A run of records

"""

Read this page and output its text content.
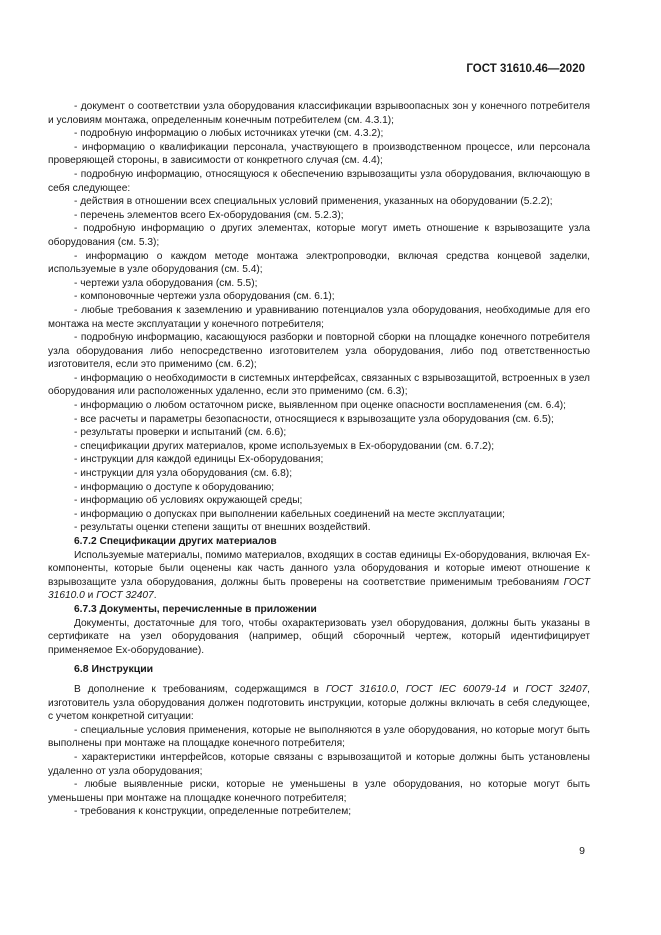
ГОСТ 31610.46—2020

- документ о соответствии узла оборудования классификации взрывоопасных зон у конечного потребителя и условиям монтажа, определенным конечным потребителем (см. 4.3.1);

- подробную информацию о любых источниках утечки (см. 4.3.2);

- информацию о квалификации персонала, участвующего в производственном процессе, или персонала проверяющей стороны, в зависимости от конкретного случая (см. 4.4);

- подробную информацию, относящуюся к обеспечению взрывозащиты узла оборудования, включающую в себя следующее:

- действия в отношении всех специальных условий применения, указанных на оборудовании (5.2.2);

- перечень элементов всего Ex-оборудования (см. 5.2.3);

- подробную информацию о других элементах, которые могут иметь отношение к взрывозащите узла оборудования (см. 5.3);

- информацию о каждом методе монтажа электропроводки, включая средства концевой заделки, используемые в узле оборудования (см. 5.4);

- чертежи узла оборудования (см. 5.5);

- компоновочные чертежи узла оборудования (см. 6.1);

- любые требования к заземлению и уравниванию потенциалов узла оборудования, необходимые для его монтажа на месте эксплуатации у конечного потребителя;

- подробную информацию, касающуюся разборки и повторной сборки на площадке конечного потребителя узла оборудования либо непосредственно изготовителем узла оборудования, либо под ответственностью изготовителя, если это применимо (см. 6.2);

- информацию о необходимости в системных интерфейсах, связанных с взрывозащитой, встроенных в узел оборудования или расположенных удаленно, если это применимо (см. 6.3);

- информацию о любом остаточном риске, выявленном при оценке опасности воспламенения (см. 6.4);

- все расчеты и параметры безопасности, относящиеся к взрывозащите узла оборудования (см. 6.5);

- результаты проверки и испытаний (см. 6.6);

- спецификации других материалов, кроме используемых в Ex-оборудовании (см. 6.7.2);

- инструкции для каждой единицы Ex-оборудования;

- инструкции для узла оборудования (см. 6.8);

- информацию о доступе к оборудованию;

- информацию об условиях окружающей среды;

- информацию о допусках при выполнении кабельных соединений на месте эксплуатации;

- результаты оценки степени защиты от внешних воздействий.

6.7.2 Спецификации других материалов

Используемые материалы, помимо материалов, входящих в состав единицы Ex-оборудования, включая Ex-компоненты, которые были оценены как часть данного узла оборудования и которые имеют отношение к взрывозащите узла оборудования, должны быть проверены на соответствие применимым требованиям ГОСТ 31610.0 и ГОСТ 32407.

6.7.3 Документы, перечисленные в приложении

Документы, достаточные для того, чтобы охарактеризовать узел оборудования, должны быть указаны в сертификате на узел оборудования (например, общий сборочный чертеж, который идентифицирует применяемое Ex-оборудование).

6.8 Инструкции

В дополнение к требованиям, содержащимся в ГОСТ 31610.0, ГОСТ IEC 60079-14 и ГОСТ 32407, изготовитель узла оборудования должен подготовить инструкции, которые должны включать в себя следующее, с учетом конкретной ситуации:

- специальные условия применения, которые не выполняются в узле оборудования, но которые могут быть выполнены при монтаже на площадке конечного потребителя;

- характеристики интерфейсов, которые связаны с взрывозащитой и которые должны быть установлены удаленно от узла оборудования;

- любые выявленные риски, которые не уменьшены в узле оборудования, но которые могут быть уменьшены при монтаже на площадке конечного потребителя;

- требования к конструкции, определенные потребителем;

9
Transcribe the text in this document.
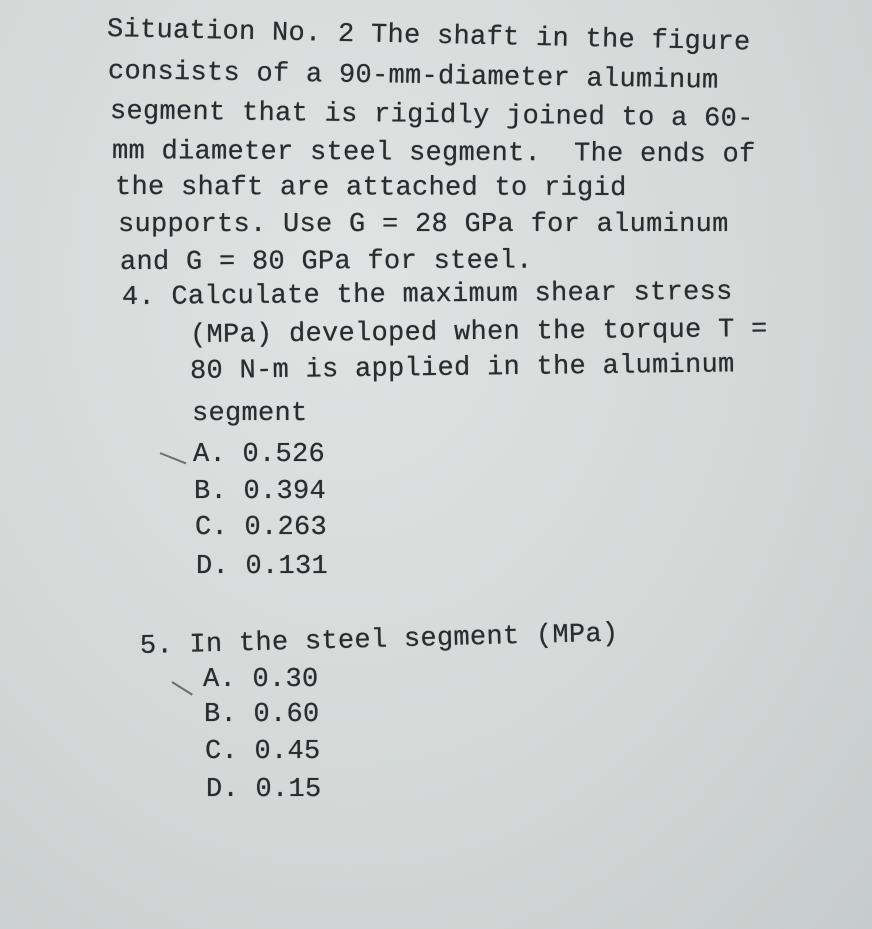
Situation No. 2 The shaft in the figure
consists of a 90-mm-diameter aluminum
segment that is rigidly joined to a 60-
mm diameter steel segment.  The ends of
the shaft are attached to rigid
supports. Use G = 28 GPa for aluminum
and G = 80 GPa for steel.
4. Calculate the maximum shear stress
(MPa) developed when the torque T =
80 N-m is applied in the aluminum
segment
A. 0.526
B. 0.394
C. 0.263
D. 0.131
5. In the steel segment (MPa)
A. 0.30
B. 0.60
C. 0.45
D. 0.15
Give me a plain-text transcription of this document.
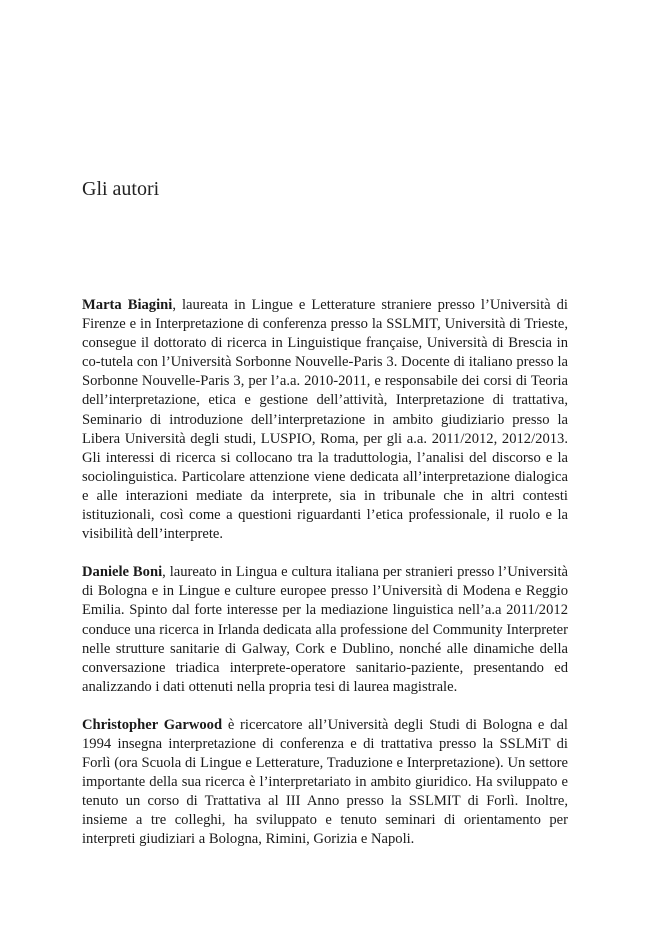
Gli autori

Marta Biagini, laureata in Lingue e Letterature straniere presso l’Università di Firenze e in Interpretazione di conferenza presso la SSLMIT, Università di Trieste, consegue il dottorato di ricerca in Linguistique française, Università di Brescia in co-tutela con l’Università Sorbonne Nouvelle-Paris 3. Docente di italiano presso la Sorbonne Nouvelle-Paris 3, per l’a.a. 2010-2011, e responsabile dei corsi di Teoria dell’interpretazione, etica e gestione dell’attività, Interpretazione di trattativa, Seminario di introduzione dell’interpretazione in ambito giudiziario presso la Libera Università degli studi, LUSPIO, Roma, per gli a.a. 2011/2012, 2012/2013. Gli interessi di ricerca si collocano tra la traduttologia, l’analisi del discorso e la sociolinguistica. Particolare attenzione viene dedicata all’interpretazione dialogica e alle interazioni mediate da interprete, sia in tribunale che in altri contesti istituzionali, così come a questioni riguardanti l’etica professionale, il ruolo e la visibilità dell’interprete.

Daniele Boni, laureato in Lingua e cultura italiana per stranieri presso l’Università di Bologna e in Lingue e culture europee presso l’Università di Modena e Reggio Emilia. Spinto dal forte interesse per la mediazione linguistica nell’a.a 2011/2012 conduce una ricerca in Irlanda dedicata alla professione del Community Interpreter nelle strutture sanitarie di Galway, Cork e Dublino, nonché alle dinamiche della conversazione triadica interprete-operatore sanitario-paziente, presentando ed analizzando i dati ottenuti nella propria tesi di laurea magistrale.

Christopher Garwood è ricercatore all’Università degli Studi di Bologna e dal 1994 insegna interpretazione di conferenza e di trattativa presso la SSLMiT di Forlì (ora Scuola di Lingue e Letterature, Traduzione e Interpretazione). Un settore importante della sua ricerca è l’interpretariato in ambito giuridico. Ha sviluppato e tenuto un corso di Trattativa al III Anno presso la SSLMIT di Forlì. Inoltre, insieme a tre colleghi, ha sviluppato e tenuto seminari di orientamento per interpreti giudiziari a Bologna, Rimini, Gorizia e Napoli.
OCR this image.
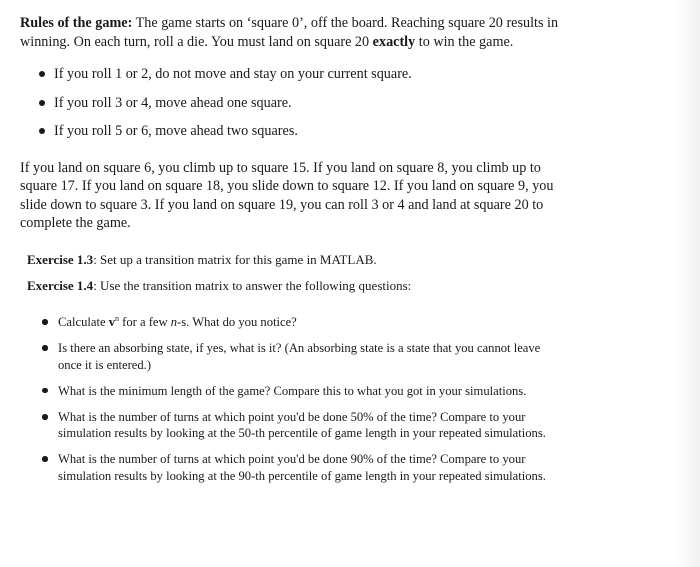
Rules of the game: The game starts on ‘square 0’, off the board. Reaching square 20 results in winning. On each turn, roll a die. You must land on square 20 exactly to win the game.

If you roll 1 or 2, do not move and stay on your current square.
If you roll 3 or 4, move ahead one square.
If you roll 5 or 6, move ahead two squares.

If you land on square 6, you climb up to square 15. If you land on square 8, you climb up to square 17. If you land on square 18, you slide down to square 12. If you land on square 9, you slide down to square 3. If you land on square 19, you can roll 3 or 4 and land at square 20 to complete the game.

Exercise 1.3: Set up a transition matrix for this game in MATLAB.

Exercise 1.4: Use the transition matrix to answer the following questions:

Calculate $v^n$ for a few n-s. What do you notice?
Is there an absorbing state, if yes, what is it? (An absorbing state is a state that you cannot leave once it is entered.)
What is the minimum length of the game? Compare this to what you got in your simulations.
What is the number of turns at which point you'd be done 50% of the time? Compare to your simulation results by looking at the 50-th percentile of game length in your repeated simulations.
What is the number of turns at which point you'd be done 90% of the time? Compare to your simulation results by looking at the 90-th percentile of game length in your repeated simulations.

"""

## TASK INSTRUCTIONS
Across the material above, how many lines include the string "matrix"? Only the number is wanted.

## TASK RESULT
2